TO DO:
[A] In the report on the crypto-mining server incident, copy the portion between "For 4 minutes" and "the juicy details.", inclusive, and swap "beefy" for "powerful".
[B] Write the next part of the report on the crypto-mining abuse of the screenshot API, starting after its final sentence.

EXCERPTED PASSAGE:
For 4 minutes On Saturday 28th of April two of our beefy bare-metal processing servers were under a sustained 100% load on all cores, after which the root cause was identified, processes killed, and the offending account blocked. Just over 1 hour later a patch had been developed, tested, and rolled out to all processing nodes. Now for the juicy details.

To provide our Screenshot-as-a-Service API we maintain a number of full-fat processing servers running behind a load balancer located at Each of these servers run our full suite of services including headless versions of real web-browsers, such as Google's Chrome. On Saturday, a new customer joined our services and began to send requests to our API to generate a screenshot of a page containing only a CoinHive JavaScript crypto-currency mining script. The request also specified that our API should wait the maximum amount of seconds allowed until it took the screenshot and closed the browser session. These parameters allowed the client to run each request for 25 seconds, running multiple requests concurrently, thus achieving the sustained load. Simple but effective with no opportunity cost on the attackers behalf.

So to sum up, we've seen JS crypto mining running in YouTube adverts, Man in the Middle attacks, and now in cloud APIs such as our own. In hindsight, this was an obvious exploit that we should have seen coming a mile off. We take solace in the fact that our resources were not abused for more than 5 minutes and we are now smarter and better protected for it.

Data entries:

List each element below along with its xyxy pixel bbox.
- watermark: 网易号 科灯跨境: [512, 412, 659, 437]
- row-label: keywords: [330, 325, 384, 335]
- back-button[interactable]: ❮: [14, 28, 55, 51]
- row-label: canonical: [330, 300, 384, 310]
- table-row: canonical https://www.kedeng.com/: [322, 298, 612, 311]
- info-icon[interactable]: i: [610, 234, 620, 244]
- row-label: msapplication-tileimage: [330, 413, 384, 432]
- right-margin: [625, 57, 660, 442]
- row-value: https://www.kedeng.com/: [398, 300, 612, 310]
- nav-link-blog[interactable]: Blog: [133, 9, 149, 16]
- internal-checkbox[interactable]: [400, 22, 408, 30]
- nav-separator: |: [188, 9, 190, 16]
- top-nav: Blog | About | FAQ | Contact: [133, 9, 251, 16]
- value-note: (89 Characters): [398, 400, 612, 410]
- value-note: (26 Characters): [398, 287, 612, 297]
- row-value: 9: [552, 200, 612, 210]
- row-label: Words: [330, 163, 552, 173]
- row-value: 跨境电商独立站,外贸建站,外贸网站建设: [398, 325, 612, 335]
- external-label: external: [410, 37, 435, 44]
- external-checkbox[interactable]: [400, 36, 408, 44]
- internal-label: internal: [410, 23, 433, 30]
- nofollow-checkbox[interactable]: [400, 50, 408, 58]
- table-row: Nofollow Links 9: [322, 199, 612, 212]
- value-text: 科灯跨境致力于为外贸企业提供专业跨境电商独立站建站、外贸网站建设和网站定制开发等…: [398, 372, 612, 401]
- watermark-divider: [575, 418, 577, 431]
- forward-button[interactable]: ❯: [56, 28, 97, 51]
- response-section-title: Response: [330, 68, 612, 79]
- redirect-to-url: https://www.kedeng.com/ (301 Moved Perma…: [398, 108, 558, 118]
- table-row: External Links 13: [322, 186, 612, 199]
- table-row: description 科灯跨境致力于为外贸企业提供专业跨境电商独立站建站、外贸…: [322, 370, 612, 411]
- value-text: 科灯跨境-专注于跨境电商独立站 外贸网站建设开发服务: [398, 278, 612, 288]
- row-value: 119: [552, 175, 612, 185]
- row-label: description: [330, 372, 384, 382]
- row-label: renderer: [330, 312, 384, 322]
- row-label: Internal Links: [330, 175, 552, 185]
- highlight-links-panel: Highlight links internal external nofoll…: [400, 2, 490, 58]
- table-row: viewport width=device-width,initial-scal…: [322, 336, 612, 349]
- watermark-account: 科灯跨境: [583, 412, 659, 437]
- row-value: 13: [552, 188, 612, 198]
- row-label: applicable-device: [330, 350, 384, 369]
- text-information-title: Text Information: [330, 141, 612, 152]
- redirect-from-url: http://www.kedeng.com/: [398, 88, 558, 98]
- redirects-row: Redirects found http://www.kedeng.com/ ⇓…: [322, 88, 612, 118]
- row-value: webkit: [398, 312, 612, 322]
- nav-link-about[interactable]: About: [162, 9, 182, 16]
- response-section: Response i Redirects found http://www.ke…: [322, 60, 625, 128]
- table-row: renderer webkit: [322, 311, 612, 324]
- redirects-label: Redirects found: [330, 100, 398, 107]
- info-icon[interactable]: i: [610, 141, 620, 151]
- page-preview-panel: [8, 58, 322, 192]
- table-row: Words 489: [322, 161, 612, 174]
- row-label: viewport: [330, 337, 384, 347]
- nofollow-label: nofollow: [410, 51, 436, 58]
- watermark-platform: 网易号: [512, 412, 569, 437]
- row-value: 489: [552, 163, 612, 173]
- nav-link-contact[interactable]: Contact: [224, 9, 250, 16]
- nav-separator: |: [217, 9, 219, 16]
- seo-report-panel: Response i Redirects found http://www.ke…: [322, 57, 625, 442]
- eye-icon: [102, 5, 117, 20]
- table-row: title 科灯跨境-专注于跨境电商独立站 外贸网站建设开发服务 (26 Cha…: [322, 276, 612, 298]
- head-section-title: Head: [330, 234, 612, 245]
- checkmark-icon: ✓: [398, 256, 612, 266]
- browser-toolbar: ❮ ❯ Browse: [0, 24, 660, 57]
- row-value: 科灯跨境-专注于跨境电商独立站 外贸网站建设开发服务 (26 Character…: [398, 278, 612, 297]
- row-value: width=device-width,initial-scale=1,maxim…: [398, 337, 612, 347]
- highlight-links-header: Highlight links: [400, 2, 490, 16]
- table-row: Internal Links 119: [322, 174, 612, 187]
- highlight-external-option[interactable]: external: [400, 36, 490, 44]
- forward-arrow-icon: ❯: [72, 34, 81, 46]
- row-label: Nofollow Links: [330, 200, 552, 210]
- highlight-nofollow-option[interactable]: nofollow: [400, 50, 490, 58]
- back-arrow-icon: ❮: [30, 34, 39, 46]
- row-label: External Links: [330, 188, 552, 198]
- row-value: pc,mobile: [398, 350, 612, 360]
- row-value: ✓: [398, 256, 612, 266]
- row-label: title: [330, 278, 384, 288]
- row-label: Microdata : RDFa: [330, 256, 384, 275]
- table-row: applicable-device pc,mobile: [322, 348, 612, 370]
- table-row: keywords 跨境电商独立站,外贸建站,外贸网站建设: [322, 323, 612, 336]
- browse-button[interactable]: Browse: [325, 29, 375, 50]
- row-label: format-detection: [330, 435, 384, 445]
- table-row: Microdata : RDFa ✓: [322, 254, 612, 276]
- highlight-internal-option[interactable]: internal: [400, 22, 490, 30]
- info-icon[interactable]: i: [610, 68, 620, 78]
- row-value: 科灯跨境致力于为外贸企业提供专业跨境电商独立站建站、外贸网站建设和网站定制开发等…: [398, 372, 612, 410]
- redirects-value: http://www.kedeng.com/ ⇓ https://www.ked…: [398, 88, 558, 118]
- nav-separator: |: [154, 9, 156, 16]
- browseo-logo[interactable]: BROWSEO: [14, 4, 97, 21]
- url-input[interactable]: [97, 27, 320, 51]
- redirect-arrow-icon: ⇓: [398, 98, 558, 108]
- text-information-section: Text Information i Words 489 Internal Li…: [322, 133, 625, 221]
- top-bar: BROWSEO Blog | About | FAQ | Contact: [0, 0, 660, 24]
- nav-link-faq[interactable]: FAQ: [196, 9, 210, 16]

ACTIVITY ANSWERS:
[A]
For 4 minutes On Saturday 28th of April two of our powerful bare-metal processing servers were under a sustained 100% load on all cores, after which the root cause was identified, processes killed, and the offending account blocked. Just over 1 hour later a patch had been developed, tested, and rolled out to all processing nodes. Now for the juicy details.

[B]
Just to be clear: NO user data was ever at risk or exposed, not even in the slightest. The crypto currency mining took place in our headless environments, and exclusively on our processing servers, which are physically separate from our app server. The processing servers do not hold ANY customer data whatsoever and were never under any unauthorised access. We have published this post simply because the exploit was novel and interesting: it's always fun seeing the lengths people will go to for a few cents.

As a closing note, we actually support* browser crypto mining. Websites need to be monetised, and ads are increasingly not passing muster at this point. If our own CPU cycles are to be used as payment for viewing free content online we'd far prefer the method of action to be Monero mining than web pages with 3 auto play video ads, 6 banners, 5 tracking beacons, and 30Mbs of additional data. Not to mention the security risk that 3rd party advertisement networks have been shown to be on countless occasions.

* Our support extends only to throttled consensual mining which is auto-disabled on devices with batteries like laptops and phones. Such a task would be simple to achieve using the HTML5 battery API or simple user agent checks. Easy to block too, yes, but so are traditional display ads.